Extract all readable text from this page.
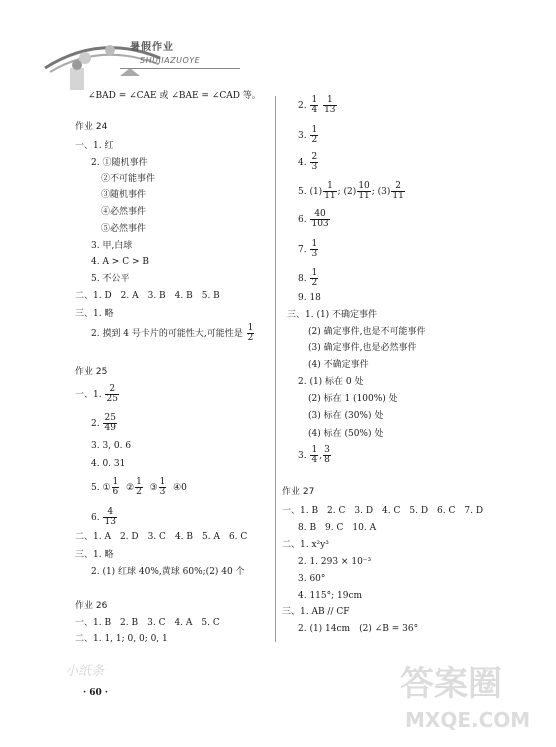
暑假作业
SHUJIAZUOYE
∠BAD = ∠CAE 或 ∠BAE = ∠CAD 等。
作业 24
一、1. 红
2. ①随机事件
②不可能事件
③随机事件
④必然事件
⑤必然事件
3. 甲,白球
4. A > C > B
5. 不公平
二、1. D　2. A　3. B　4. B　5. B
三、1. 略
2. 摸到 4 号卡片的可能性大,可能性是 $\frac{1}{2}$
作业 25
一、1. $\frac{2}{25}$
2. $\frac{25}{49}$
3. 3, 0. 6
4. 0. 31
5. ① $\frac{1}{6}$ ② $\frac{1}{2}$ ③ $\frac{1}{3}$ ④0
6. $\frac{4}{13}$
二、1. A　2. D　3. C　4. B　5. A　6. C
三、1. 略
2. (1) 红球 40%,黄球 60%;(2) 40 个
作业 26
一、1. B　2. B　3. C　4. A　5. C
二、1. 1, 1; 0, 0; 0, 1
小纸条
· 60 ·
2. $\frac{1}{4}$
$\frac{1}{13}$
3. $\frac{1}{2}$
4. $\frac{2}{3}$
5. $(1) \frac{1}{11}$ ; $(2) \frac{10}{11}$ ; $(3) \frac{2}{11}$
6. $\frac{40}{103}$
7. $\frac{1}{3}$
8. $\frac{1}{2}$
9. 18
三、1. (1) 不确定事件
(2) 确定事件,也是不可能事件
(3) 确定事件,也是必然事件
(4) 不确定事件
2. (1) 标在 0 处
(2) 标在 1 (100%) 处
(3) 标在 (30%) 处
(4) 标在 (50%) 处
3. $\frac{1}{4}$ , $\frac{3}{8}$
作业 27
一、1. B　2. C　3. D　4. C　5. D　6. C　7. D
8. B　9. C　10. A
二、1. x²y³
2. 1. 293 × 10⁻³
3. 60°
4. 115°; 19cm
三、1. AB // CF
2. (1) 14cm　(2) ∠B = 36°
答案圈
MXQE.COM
※ ※ ※
▶ _Stated task_: Transcribe every record above exactly as written, leaving out any pictures.

▶ _Answer in full_:
Extract all readable text from this page.
暑假作业
SHUJIAZUOYE
∠BAD = ∠CAE 或 ∠BAE = ∠CAD 等。
作业 24
一、1. 红
2. ①随机事件
②不可能事件
③随机事件
④必然事件
⑤必然事件
3. 甲,白球
4. A > C > B
5. 不公平
二、1. D　2. A　3. B　4. B　5. B
三、1. 略
2. 摸到 4 号卡片的可能性大,可能性是 $\frac{1}{2}$
作业 25
一、1. $\frac{2}{25}$
2. $\frac{25}{49}$
3. 3, 0. 6
4. 0. 31
5. ① $\frac{1}{6}$ ② $\frac{1}{2}$ ③ $\frac{1}{3}$ ④0
6. $\frac{4}{13}$
二、1. A　2. D　3. C　4. B　5. A　6. C
三、1. 略
2. (1) 红球 40%,黄球 60%;(2) 40 个
作业 26
一、1. B　2. B　3. C　4. A　5. C
二、1. 1, 1; 0, 0; 0, 1
小纸条
· 60 ·
2. $\frac{1}{4}$
$\frac{1}{13}$
3. $\frac{1}{2}$
4. $\frac{2}{3}$
5. $(1) \frac{1}{11}$ ; $(2) \frac{10}{11}$ ; $(3) \frac{2}{11}$
6. $\frac{40}{103}$
7. $\frac{1}{3}$
8. $\frac{1}{2}$
9. 18
三、1. (1) 不确定事件
(2) 确定事件,也是不可能事件
(3) 确定事件,也是必然事件
(4) 不确定事件
2. (1) 标在 0 处
(2) 标在 1 (100%) 处
(3) 标在 (30%) 处
(4) 标在 (50%) 处
3. $\frac{1}{4}$ , $\frac{3}{8}$
作业 27
一、1. B　2. C　3. D　4. C　5. D　6. C　7. D
8. B　9. C　10. A
二、1. x²y³
2. 1. 293 × 10⁻³
3. 60°
4. 115°; 19cm
三、1. AB // CF
2. (1) 14cm　(2) ∠B = 36°
答案圈
MXQE.COM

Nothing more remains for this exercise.